* [YOUR TASK]
Make an exact copy of all the data.

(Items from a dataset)
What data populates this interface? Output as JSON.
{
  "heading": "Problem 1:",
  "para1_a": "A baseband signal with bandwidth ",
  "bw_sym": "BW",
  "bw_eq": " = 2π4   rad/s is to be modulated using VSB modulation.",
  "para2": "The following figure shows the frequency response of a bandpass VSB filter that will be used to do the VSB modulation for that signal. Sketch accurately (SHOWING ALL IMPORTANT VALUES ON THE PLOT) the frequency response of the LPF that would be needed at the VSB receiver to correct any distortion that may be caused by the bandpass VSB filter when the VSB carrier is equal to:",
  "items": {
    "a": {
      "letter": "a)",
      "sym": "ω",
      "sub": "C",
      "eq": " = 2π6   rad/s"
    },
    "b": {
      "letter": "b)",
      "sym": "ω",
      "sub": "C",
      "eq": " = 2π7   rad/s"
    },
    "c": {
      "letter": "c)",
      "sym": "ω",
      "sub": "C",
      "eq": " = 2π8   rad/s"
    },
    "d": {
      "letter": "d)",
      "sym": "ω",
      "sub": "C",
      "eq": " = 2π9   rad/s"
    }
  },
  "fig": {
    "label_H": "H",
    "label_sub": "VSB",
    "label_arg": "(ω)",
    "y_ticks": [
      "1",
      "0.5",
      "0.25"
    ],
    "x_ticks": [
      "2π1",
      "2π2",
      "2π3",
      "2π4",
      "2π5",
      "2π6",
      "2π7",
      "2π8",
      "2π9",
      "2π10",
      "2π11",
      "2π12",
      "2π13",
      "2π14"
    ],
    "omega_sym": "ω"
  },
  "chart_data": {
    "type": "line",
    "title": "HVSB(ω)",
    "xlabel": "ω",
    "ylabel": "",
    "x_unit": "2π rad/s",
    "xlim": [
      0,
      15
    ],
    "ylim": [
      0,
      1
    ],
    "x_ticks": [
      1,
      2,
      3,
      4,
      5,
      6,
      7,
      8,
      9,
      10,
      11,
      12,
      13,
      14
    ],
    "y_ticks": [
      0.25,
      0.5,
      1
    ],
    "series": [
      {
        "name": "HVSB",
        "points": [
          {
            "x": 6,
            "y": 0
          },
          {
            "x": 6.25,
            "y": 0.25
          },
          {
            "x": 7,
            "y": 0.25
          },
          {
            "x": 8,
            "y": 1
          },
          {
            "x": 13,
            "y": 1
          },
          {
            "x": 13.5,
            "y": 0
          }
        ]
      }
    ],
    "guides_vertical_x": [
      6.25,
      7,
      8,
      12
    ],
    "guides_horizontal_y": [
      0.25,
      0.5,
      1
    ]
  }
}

* [RESULT OF THE EXERCISE]
What data populates this interface? Output as JSON.
{
  "heading": "Problem 1:",
  "para1_a": "A baseband signal with bandwidth ",
  "bw_sym": "BW",
  "bw_eq": " = 2π4   rad/s is to be modulated using VSB modulation.",
  "para2": "The following figure shows the frequency response of a bandpass VSB filter that will be used to do the VSB modulation for that signal. Sketch accurately (SHOWING ALL IMPORTANT VALUES ON THE PLOT) the frequency response of the LPF that would be needed at the VSB receiver to correct any distortion that may be caused by the bandpass VSB filter when the VSB carrier is equal to:",
  "items": {
    "a": {
      "letter": "a)",
      "sym": "ω",
      "sub": "C",
      "eq": " = 2π6   rad/s"
    },
    "b": {
      "letter": "b)",
      "sym": "ω",
      "sub": "C",
      "eq": " = 2π7   rad/s"
    },
    "c": {
      "letter": "c)",
      "sym": "ω",
      "sub": "C",
      "eq": " = 2π8   rad/s"
    },
    "d": {
      "letter": "d)",
      "sym": "ω",
      "sub": "C",
      "eq": " = 2π9   rad/s"
    }
  },
  "fig": {
    "label_H": "H",
    "label_sub": "VSB",
    "label_arg": "(ω)",
    "y_ticks": [
      "1",
      "0.5",
      "0.25"
    ],
    "x_ticks": [
      "2π1",
      "2π2",
      "2π3",
      "2π4",
      "2π5",
      "2π6",
      "2π7",
      "2π8",
      "2π9",
      "2π10",
      "2π11",
      "2π12",
      "2π13",
      "2π14"
    ],
    "omega_sym": "ω"
  },
  "chart_data": {
    "type": "line",
    "title": "HVSB(ω)",
    "xlabel": "ω",
    "ylabel": "",
    "x_unit": "2π rad/s",
    "xlim": [
      0,
      15
    ],
    "ylim": [
      0,
      1
    ],
    "x_ticks": [
      1,
      2,
      3,
      4,
      5,
      6,
      7,
      8,
      9,
      10,
      11,
      12,
      13,
      14
    ],
    "y_ticks": [
      0.25,
      0.5,
      1
    ],
    "series": [
      {
        "name": "HVSB",
        "points": [
          {
            "x": 6,
            "y": 0
          },
          {
            "x": 6.25,
            "y": 0.25
          },
          {
            "x": 7,
            "y": 0.25
          },
          {
            "x": 8,
            "y": 1
          },
          {
            "x": 13,
            "y": 1
          },
          {
            "x": 13.5,
            "y": 0
          }
        ]
      }
    ],
    "guides_vertical_x": [
      6.25,
      7,
      8,
      12
    ],
    "guides_horizontal_y": [
      0.25,
      0.5,
      1
    ]
  }
}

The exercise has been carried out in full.